(Stored items)
※

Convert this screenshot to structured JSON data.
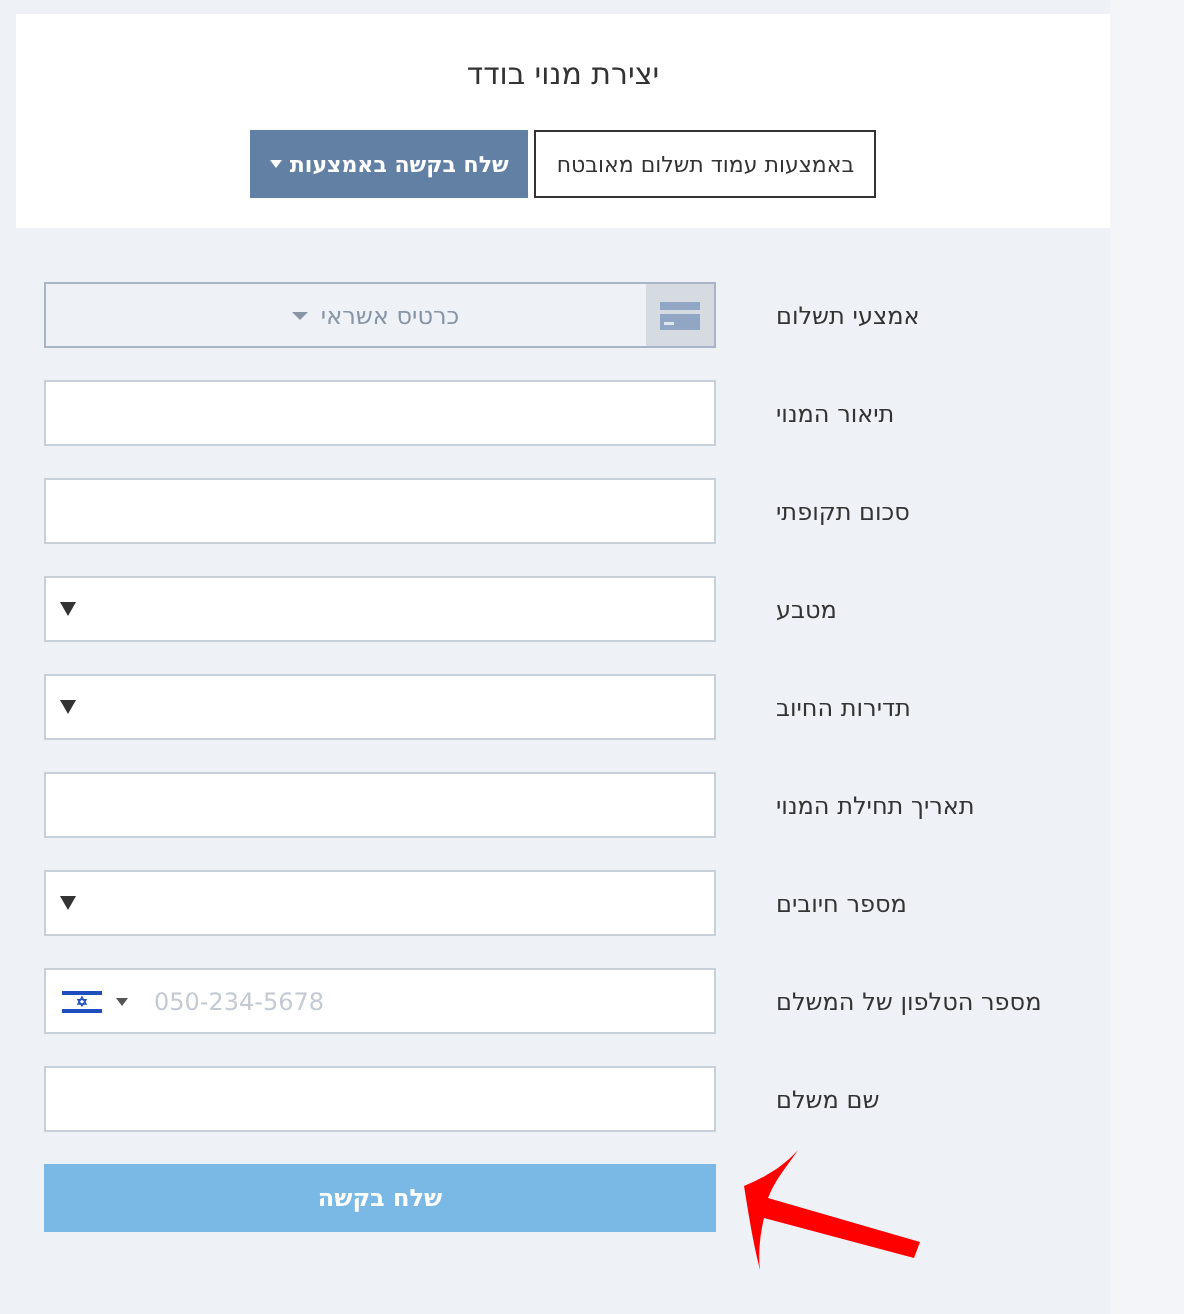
{
  "title": "יצירת מנוי בודד",
  "mode_buttons": [
    {
      "label": "באמצעות עמוד תשלום מאובטח",
      "kind": "outline"
    },
    {
      "label": "שלח בקשה באמצעות",
      "kind": "dropdown"
    }
  ],
  "fields": [
    {
      "label": "אמצעי תשלום",
      "kind": "payment",
      "value": "כרטיס אשראי"
    },
    {
      "label": "תיאור המנוי",
      "kind": "text"
    },
    {
      "label": "סכום תקופתי",
      "kind": "text"
    },
    {
      "label": "מטבע",
      "kind": "select"
    },
    {
      "label": "תדירות החיוב",
      "kind": "select"
    },
    {
      "label": "תאריך תחילת המנוי",
      "kind": "text"
    },
    {
      "label": "מספר חיובים",
      "kind": "select"
    },
    {
      "label": "מספר הטלפון של המשלם",
      "kind": "phone",
      "placeholder": "050-234-5678"
    },
    {
      "label": "שם משלם",
      "kind": "text"
    }
  ],
  "submit": {
    "label": "שלח בקשה"
  }
}
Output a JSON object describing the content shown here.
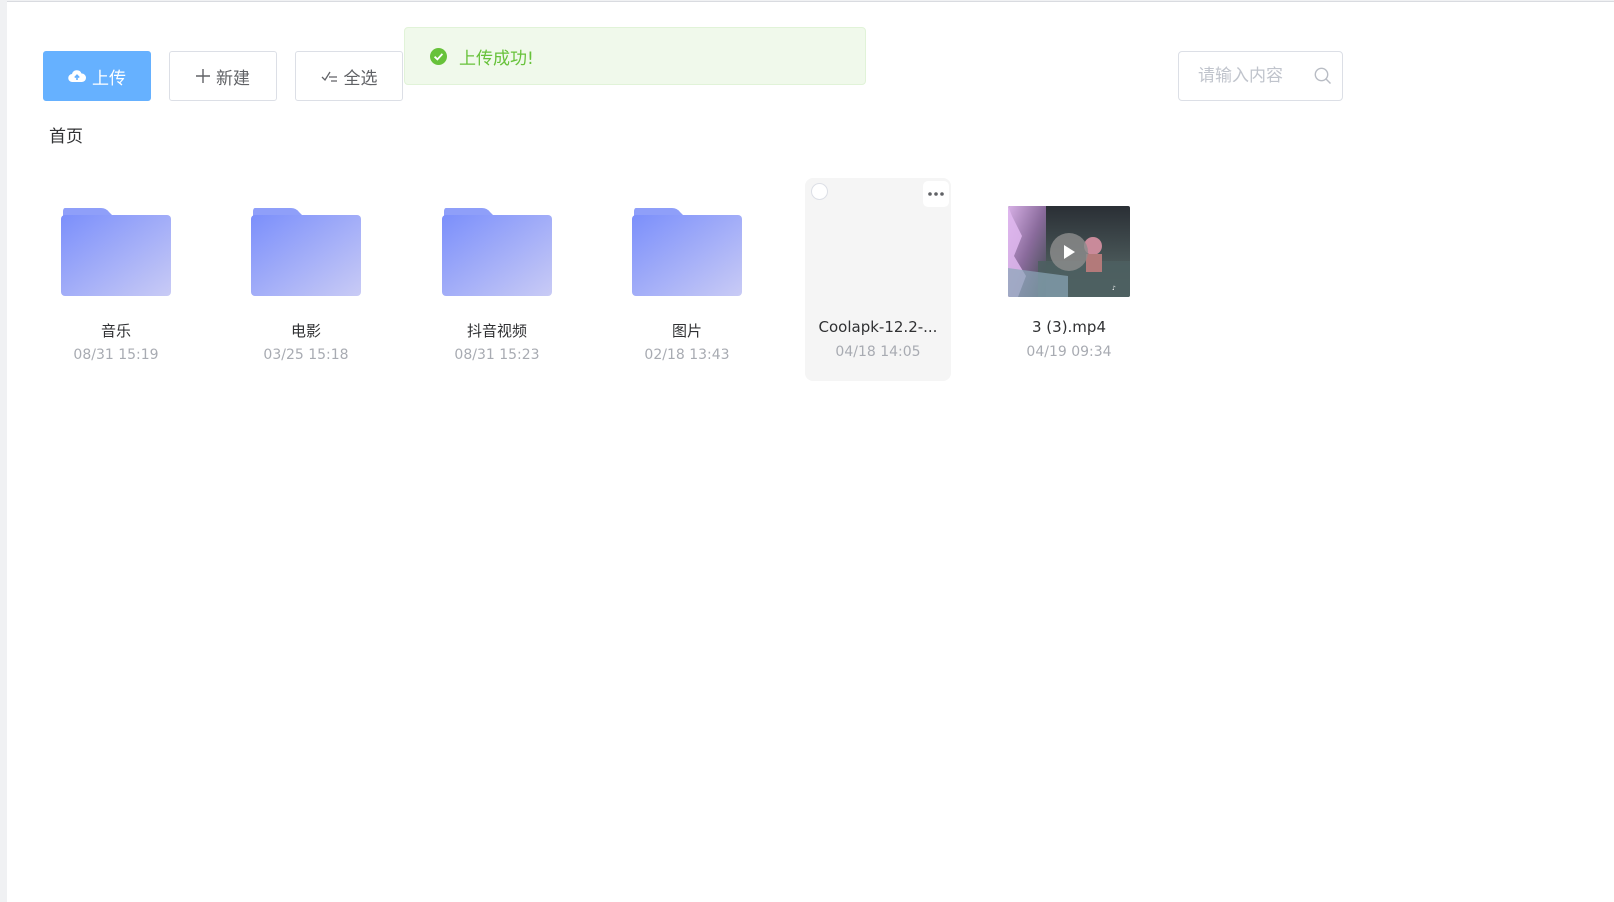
{
  "toolbar": {
    "upload_label": "上传",
    "new_label": "新建",
    "select_all_label": "全选"
  },
  "toast": {
    "message": "上传成功!",
    "color": "#67c23a"
  },
  "search": {
    "placeholder": "请输入内容"
  },
  "breadcrumb": {
    "current": "首页"
  },
  "items": [
    {
      "name": "音乐",
      "date": "08/31 15:19",
      "type": "folder",
      "icon": "folder-icon"
    },
    {
      "name": "电影",
      "date": "03/25 15:18",
      "type": "folder",
      "icon": "folder-icon"
    },
    {
      "name": "抖音视频",
      "date": "08/31 15:23",
      "type": "folder",
      "icon": "folder-icon"
    },
    {
      "name": "图片",
      "date": "02/18 13:43",
      "type": "folder",
      "icon": "folder-icon"
    },
    {
      "name": "Coolapk-12.2-...",
      "date": "04/18 14:05",
      "type": "file",
      "icon": "apk-file"
    },
    {
      "name": "3 (3).mp4",
      "date": "04/19 09:34",
      "type": "video",
      "icon": "video-thumbnail"
    }
  ],
  "colors": {
    "primary": "#66b1ff",
    "folder_start": "#7b8ffb",
    "folder_end": "#c9cbf5"
  }
}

※

Copy out the listing exactly as it stands, but not the pictures.

• **RESULT**
Convert this screenshot to structured JSON data.
{
  "title": "יצירת מנוי בודד",
  "mode_buttons": [
    {
      "label": "באמצעות עמוד תשלום מאובטח",
      "kind": "outline"
    },
    {
      "label": "שלח בקשה באמצעות",
      "kind": "dropdown"
    }
  ],
  "fields": [
    {
      "label": "אמצעי תשלום",
      "kind": "payment",
      "value": "כרטיס אשראי"
    },
    {
      "label": "תיאור המנוי",
      "kind": "text"
    },
    {
      "label": "סכום תקופתי",
      "kind": "text"
    },
    {
      "label": "מטבע",
      "kind": "select"
    },
    {
      "label": "תדירות החיוב",
      "kind": "select"
    },
    {
      "label": "תאריך תחילת המנוי",
      "kind": "text"
    },
    {
      "label": "מספר חיובים",
      "kind": "select"
    },
    {
      "label": "מספר הטלפון של המשלם",
      "kind": "phone",
      "placeholder": "050-234-5678"
    },
    {
      "label": "שם משלם",
      "kind": "text"
    }
  ],
  "submit": {
    "label": "שלח בקשה"
  }
}
Output a JSON object describing the content shown here.
{
  "toolbar": {
    "upload_label": "上传",
    "new_label": "新建",
    "select_all_label": "全选"
  },
  "toast": {
    "message": "上传成功!",
    "color": "#67c23a"
  },
  "search": {
    "placeholder": "请输入内容"
  },
  "breadcrumb": {
    "current": "首页"
  },
  "items": [
    {
      "name": "音乐",
      "date": "08/31 15:19",
      "type": "folder",
      "icon": "folder-icon"
    },
    {
      "name": "电影",
      "date": "03/25 15:18",
      "type": "folder",
      "icon": "folder-icon"
    },
    {
      "name": "抖音视频",
      "date": "08/31 15:23",
      "type": "folder",
      "icon": "folder-icon"
    },
    {
      "name": "图片",
      "date": "02/18 13:43",
      "type": "folder",
      "icon": "folder-icon"
    },
    {
      "name": "Coolapk-12.2-...",
      "date": "04/18 14:05",
      "type": "file",
      "icon": "apk-file"
    },
    {
      "name": "3 (3).mp4",
      "date": "04/19 09:34",
      "type": "video",
      "icon": "video-thumbnail"
    }
  ],
  "colors": {
    "primary": "#66b1ff",
    "folder_start": "#7b8ffb",
    "folder_end": "#c9cbf5"
  }
}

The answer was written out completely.